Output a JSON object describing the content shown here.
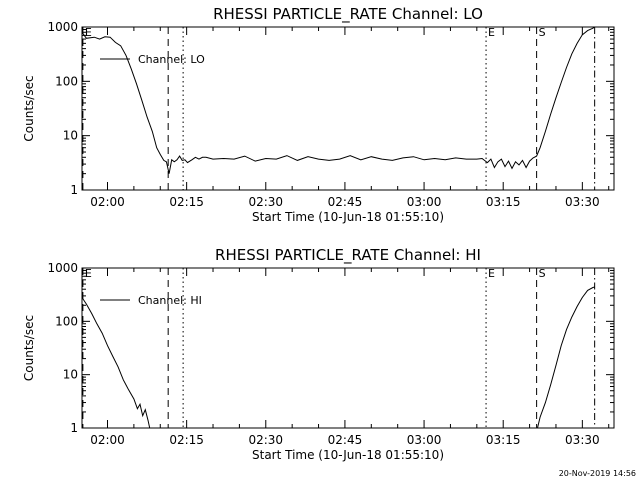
{
  "footer": "20-Nov-2019 14:56",
  "chart_data": [
    {
      "type": "line",
      "title": "RHESSI PARTICLE_RATE Channel: LO",
      "xlabel": "Start Time (10-Jun-18 01:55:10)",
      "ylabel": "Counts/sec",
      "yscale": "log",
      "ylim": [
        1,
        1000
      ],
      "xlim": [
        "01:55:10",
        "03:36:00"
      ],
      "x_ticks": [
        "02:00",
        "02:15",
        "02:30",
        "02:45",
        "03:00",
        "03:15",
        "03:30"
      ],
      "y_ticks": [
        "1",
        "10",
        "100",
        "1000"
      ],
      "legend": {
        "entries": [
          "Channel: LO"
        ],
        "placement": "top-left"
      },
      "markers": [
        {
          "label": "E",
          "time": "01:55:20",
          "style": "dashed"
        },
        {
          "label": "",
          "time": "02:11:30",
          "style": "dashed"
        },
        {
          "label": "",
          "time": "02:14:20",
          "style": "dotted"
        },
        {
          "label": "E",
          "time": "03:11:45",
          "style": "dotted"
        },
        {
          "label": "S",
          "time": "03:21:20",
          "style": "dashed"
        },
        {
          "label": "",
          "time": "03:32:20",
          "style": "dashdot"
        }
      ],
      "series": [
        {
          "name": "Channel: LO",
          "x": [
            "01:55:10",
            "01:56:00",
            "01:57:30",
            "01:58:30",
            "01:59:30",
            "02:00:30",
            "02:01:30",
            "02:02:30",
            "02:03:30",
            "02:04:30",
            "02:05:30",
            "02:06:30",
            "02:07:30",
            "02:08:30",
            "02:09:20",
            "02:10:00",
            "02:10:40",
            "02:11:10",
            "02:11:40",
            "02:12:10",
            "02:12:40",
            "02:13:10",
            "02:13:40",
            "02:14:10",
            "02:14:40",
            "02:15:10",
            "02:16:00",
            "02:16:40",
            "02:17:20",
            "02:18:00",
            "02:18:40",
            "02:20:00",
            "02:22:00",
            "02:24:00",
            "02:26:00",
            "02:28:00",
            "02:30:00",
            "02:32:00",
            "02:34:00",
            "02:36:00",
            "02:38:00",
            "02:40:00",
            "02:42:00",
            "02:44:00",
            "02:46:00",
            "02:48:00",
            "02:50:00",
            "02:52:00",
            "02:54:00",
            "02:56:00",
            "02:58:00",
            "03:00:00",
            "03:02:00",
            "03:04:00",
            "03:06:00",
            "03:08:00",
            "03:10:00",
            "03:11:00",
            "03:12:00",
            "03:12:40",
            "03:13:20",
            "03:14:00",
            "03:14:40",
            "03:15:20",
            "03:16:00",
            "03:16:40",
            "03:17:20",
            "03:18:00",
            "03:18:40",
            "03:19:20",
            "03:20:00",
            "03:20:40",
            "03:21:20",
            "03:22:00",
            "03:23:00",
            "03:24:00",
            "03:25:00",
            "03:26:00",
            "03:27:00",
            "03:28:00",
            "03:29:00",
            "03:30:00",
            "03:31:00",
            "03:32:00",
            "03:32:20"
          ],
          "y": [
            800,
            620,
            650,
            600,
            660,
            650,
            520,
            450,
            300,
            170,
            90,
            45,
            22,
            12,
            6,
            4.5,
            3.5,
            3.3,
            2,
            3.6,
            3.3,
            3.6,
            4.2,
            3.5,
            3.6,
            3.2,
            3.6,
            4,
            3.7,
            4,
            4,
            3.7,
            3.8,
            3.7,
            4.2,
            3.4,
            3.8,
            3.7,
            4.3,
            3.5,
            4.1,
            3.7,
            3.5,
            3.7,
            4.3,
            3.6,
            4.1,
            3.7,
            3.5,
            3.9,
            4.1,
            3.6,
            3.8,
            3.6,
            3.9,
            3.7,
            3.7,
            3.8,
            3.2,
            3.7,
            2.6,
            3.3,
            3.7,
            2.7,
            3.4,
            2.5,
            3.3,
            2.9,
            3.5,
            2.6,
            3.4,
            3.9,
            4.2,
            6,
            12,
            25,
            50,
            95,
            180,
            320,
            500,
            720,
            860,
            950,
            1000
          ]
        }
      ]
    },
    {
      "type": "line",
      "title": "RHESSI PARTICLE_RATE Channel: HI",
      "xlabel": "Start Time (10-Jun-18 01:55:10)",
      "ylabel": "Counts/sec",
      "yscale": "log",
      "ylim": [
        1,
        1000
      ],
      "xlim": [
        "01:55:10",
        "03:36:00"
      ],
      "x_ticks": [
        "02:00",
        "02:15",
        "02:30",
        "02:45",
        "03:00",
        "03:15",
        "03:30"
      ],
      "y_ticks": [
        "1",
        "10",
        "100",
        "1000"
      ],
      "legend": {
        "entries": [
          "Channel: HI"
        ],
        "placement": "top-left"
      },
      "markers": [
        {
          "label": "E",
          "time": "01:55:20",
          "style": "dashed"
        },
        {
          "label": "",
          "time": "02:11:30",
          "style": "dashed"
        },
        {
          "label": "",
          "time": "02:14:20",
          "style": "dotted"
        },
        {
          "label": "E",
          "time": "03:11:45",
          "style": "dotted"
        },
        {
          "label": "S",
          "time": "03:21:20",
          "style": "dashed"
        },
        {
          "label": "",
          "time": "03:32:20",
          "style": "dashdot"
        }
      ],
      "series": [
        {
          "name": "Channel: HI",
          "x": [
            "01:55:10",
            "01:56:00",
            "01:57:00",
            "01:58:00",
            "01:59:00",
            "02:00:00",
            "02:01:00",
            "02:02:00",
            "02:03:00",
            "02:04:00",
            "02:05:00",
            "02:05:40",
            "02:06:10",
            "02:06:40",
            "02:07:10",
            "02:07:40",
            "02:08:00",
            "03:21:30",
            "03:22:00",
            "03:23:00",
            "03:24:00",
            "03:25:00",
            "03:26:00",
            "03:27:00",
            "03:28:00",
            "03:29:00",
            "03:30:00",
            "03:31:00",
            "03:32:00",
            "03:32:20"
          ],
          "y": [
            280,
            210,
            140,
            90,
            60,
            35,
            22,
            14,
            8,
            5.2,
            3.5,
            2.3,
            2.8,
            1.7,
            2.2,
            1.4,
            1.0,
            1.0,
            1.6,
            3,
            6.5,
            15,
            35,
            70,
            120,
            190,
            280,
            380,
            430,
            440
          ]
        }
      ]
    }
  ]
}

-.-.-

__WHAT IS NEEDED__. Will you restate every entry word for word and omit the images?

__ANSWER IN FULL__.
Output a JSON object describing the content shown here.
{
  "footer": "20-Nov-2019 14:56",
  "chart_data": [
    {
      "type": "line",
      "title": "RHESSI PARTICLE_RATE Channel: LO",
      "xlabel": "Start Time (10-Jun-18 01:55:10)",
      "ylabel": "Counts/sec",
      "yscale": "log",
      "ylim": [
        1,
        1000
      ],
      "xlim": [
        "01:55:10",
        "03:36:00"
      ],
      "x_ticks": [
        "02:00",
        "02:15",
        "02:30",
        "02:45",
        "03:00",
        "03:15",
        "03:30"
      ],
      "y_ticks": [
        "1",
        "10",
        "100",
        "1000"
      ],
      "legend": {
        "entries": [
          "Channel: LO"
        ],
        "placement": "top-left"
      },
      "markers": [
        {
          "label": "E",
          "time": "01:55:20",
          "style": "dashed"
        },
        {
          "label": "",
          "time": "02:11:30",
          "style": "dashed"
        },
        {
          "label": "",
          "time": "02:14:20",
          "style": "dotted"
        },
        {
          "label": "E",
          "time": "03:11:45",
          "style": "dotted"
        },
        {
          "label": "S",
          "time": "03:21:20",
          "style": "dashed"
        },
        {
          "label": "",
          "time": "03:32:20",
          "style": "dashdot"
        }
      ],
      "series": [
        {
          "name": "Channel: LO",
          "x": [
            "01:55:10",
            "01:56:00",
            "01:57:30",
            "01:58:30",
            "01:59:30",
            "02:00:30",
            "02:01:30",
            "02:02:30",
            "02:03:30",
            "02:04:30",
            "02:05:30",
            "02:06:30",
            "02:07:30",
            "02:08:30",
            "02:09:20",
            "02:10:00",
            "02:10:40",
            "02:11:10",
            "02:11:40",
            "02:12:10",
            "02:12:40",
            "02:13:10",
            "02:13:40",
            "02:14:10",
            "02:14:40",
            "02:15:10",
            "02:16:00",
            "02:16:40",
            "02:17:20",
            "02:18:00",
            "02:18:40",
            "02:20:00",
            "02:22:00",
            "02:24:00",
            "02:26:00",
            "02:28:00",
            "02:30:00",
            "02:32:00",
            "02:34:00",
            "02:36:00",
            "02:38:00",
            "02:40:00",
            "02:42:00",
            "02:44:00",
            "02:46:00",
            "02:48:00",
            "02:50:00",
            "02:52:00",
            "02:54:00",
            "02:56:00",
            "02:58:00",
            "03:00:00",
            "03:02:00",
            "03:04:00",
            "03:06:00",
            "03:08:00",
            "03:10:00",
            "03:11:00",
            "03:12:00",
            "03:12:40",
            "03:13:20",
            "03:14:00",
            "03:14:40",
            "03:15:20",
            "03:16:00",
            "03:16:40",
            "03:17:20",
            "03:18:00",
            "03:18:40",
            "03:19:20",
            "03:20:00",
            "03:20:40",
            "03:21:20",
            "03:22:00",
            "03:23:00",
            "03:24:00",
            "03:25:00",
            "03:26:00",
            "03:27:00",
            "03:28:00",
            "03:29:00",
            "03:30:00",
            "03:31:00",
            "03:32:00",
            "03:32:20"
          ],
          "y": [
            800,
            620,
            650,
            600,
            660,
            650,
            520,
            450,
            300,
            170,
            90,
            45,
            22,
            12,
            6,
            4.5,
            3.5,
            3.3,
            2,
            3.6,
            3.3,
            3.6,
            4.2,
            3.5,
            3.6,
            3.2,
            3.6,
            4,
            3.7,
            4,
            4,
            3.7,
            3.8,
            3.7,
            4.2,
            3.4,
            3.8,
            3.7,
            4.3,
            3.5,
            4.1,
            3.7,
            3.5,
            3.7,
            4.3,
            3.6,
            4.1,
            3.7,
            3.5,
            3.9,
            4.1,
            3.6,
            3.8,
            3.6,
            3.9,
            3.7,
            3.7,
            3.8,
            3.2,
            3.7,
            2.6,
            3.3,
            3.7,
            2.7,
            3.4,
            2.5,
            3.3,
            2.9,
            3.5,
            2.6,
            3.4,
            3.9,
            4.2,
            6,
            12,
            25,
            50,
            95,
            180,
            320,
            500,
            720,
            860,
            950,
            1000
          ]
        }
      ]
    },
    {
      "type": "line",
      "title": "RHESSI PARTICLE_RATE Channel: HI",
      "xlabel": "Start Time (10-Jun-18 01:55:10)",
      "ylabel": "Counts/sec",
      "yscale": "log",
      "ylim": [
        1,
        1000
      ],
      "xlim": [
        "01:55:10",
        "03:36:00"
      ],
      "x_ticks": [
        "02:00",
        "02:15",
        "02:30",
        "02:45",
        "03:00",
        "03:15",
        "03:30"
      ],
      "y_ticks": [
        "1",
        "10",
        "100",
        "1000"
      ],
      "legend": {
        "entries": [
          "Channel: HI"
        ],
        "placement": "top-left"
      },
      "markers": [
        {
          "label": "E",
          "time": "01:55:20",
          "style": "dashed"
        },
        {
          "label": "",
          "time": "02:11:30",
          "style": "dashed"
        },
        {
          "label": "",
          "time": "02:14:20",
          "style": "dotted"
        },
        {
          "label": "E",
          "time": "03:11:45",
          "style": "dotted"
        },
        {
          "label": "S",
          "time": "03:21:20",
          "style": "dashed"
        },
        {
          "label": "",
          "time": "03:32:20",
          "style": "dashdot"
        }
      ],
      "series": [
        {
          "name": "Channel: HI",
          "x": [
            "01:55:10",
            "01:56:00",
            "01:57:00",
            "01:58:00",
            "01:59:00",
            "02:00:00",
            "02:01:00",
            "02:02:00",
            "02:03:00",
            "02:04:00",
            "02:05:00",
            "02:05:40",
            "02:06:10",
            "02:06:40",
            "02:07:10",
            "02:07:40",
            "02:08:00",
            "03:21:30",
            "03:22:00",
            "03:23:00",
            "03:24:00",
            "03:25:00",
            "03:26:00",
            "03:27:00",
            "03:28:00",
            "03:29:00",
            "03:30:00",
            "03:31:00",
            "03:32:00",
            "03:32:20"
          ],
          "y": [
            280,
            210,
            140,
            90,
            60,
            35,
            22,
            14,
            8,
            5.2,
            3.5,
            2.3,
            2.8,
            1.7,
            2.2,
            1.4,
            1.0,
            1.0,
            1.6,
            3,
            6.5,
            15,
            35,
            70,
            120,
            190,
            280,
            380,
            430,
            440
          ]
        }
      ]
    }
  ]
}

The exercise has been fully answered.